### TO DO:
Reproduce the records below exactly as given.

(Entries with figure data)
--- --- ---
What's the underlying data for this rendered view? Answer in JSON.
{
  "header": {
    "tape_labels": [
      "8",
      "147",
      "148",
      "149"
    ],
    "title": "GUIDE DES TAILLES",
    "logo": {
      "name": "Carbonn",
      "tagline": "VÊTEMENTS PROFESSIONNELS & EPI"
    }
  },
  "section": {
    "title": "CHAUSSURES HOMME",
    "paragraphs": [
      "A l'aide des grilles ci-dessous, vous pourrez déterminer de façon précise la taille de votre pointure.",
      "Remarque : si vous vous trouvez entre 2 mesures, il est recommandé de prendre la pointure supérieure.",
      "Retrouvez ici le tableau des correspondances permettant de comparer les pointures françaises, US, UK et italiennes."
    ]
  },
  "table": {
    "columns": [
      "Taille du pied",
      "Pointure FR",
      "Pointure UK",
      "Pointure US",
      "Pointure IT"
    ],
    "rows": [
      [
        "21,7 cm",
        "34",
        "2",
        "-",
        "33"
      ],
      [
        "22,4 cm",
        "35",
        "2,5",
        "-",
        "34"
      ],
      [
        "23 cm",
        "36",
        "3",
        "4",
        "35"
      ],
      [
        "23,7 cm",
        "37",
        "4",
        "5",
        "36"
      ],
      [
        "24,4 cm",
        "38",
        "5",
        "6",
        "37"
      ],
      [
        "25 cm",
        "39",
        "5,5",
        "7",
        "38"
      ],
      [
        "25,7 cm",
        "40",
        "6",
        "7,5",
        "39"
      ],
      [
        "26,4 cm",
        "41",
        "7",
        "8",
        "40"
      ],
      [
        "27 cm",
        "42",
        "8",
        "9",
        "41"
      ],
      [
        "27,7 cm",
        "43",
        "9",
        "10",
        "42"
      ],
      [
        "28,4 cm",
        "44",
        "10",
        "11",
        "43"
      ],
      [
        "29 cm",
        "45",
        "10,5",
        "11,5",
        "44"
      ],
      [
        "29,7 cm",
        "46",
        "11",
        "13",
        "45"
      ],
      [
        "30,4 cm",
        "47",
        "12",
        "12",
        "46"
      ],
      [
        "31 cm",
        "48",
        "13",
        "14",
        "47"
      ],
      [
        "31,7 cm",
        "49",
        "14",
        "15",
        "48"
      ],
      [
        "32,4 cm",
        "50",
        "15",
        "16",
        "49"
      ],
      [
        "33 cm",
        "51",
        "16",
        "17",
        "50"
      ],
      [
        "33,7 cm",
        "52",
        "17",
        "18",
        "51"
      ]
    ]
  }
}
--- --- ---
### TASK SOLUTION:
What's the underlying data for this rendered view? Answer in JSON.
{
  "header": {
    "tape_labels": [
      "8",
      "147",
      "148",
      "149"
    ],
    "title": "GUIDE DES TAILLES",
    "logo": {
      "name": "Carbonn",
      "tagline": "VÊTEMENTS PROFESSIONNELS & EPI"
    }
  },
  "section": {
    "title": "CHAUSSURES HOMME",
    "paragraphs": [
      "A l'aide des grilles ci-dessous, vous pourrez déterminer de façon précise la taille de votre pointure.",
      "Remarque : si vous vous trouvez entre 2 mesures, il est recommandé de prendre la pointure supérieure.",
      "Retrouvez ici le tableau des correspondances permettant de comparer les pointures françaises, US, UK et italiennes."
    ]
  },
  "table": {
    "columns": [
      "Taille du pied",
      "Pointure FR",
      "Pointure UK",
      "Pointure US",
      "Pointure IT"
    ],
    "rows": [
      [
        "21,7 cm",
        "34",
        "2",
        "-",
        "33"
      ],
      [
        "22,4 cm",
        "35",
        "2,5",
        "-",
        "34"
      ],
      [
        "23 cm",
        "36",
        "3",
        "4",
        "35"
      ],
      [
        "23,7 cm",
        "37",
        "4",
        "5",
        "36"
      ],
      [
        "24,4 cm",
        "38",
        "5",
        "6",
        "37"
      ],
      [
        "25 cm",
        "39",
        "5,5",
        "7",
        "38"
      ],
      [
        "25,7 cm",
        "40",
        "6",
        "7,5",
        "39"
      ],
      [
        "26,4 cm",
        "41",
        "7",
        "8",
        "40"
      ],
      [
        "27 cm",
        "42",
        "8",
        "9",
        "41"
      ],
      [
        "27,7 cm",
        "43",
        "9",
        "10",
        "42"
      ],
      [
        "28,4 cm",
        "44",
        "10",
        "11",
        "43"
      ],
      [
        "29 cm",
        "45",
        "10,5",
        "11,5",
        "44"
      ],
      [
        "29,7 cm",
        "46",
        "11",
        "13",
        "45"
      ],
      [
        "30,4 cm",
        "47",
        "12",
        "12",
        "46"
      ],
      [
        "31 cm",
        "48",
        "13",
        "14",
        "47"
      ],
      [
        "31,7 cm",
        "49",
        "14",
        "15",
        "48"
      ],
      [
        "32,4 cm",
        "50",
        "15",
        "16",
        "49"
      ],
      [
        "33 cm",
        "51",
        "16",
        "17",
        "50"
      ],
      [
        "33,7 cm",
        "52",
        "17",
        "18",
        "51"
      ]
    ]
  }
}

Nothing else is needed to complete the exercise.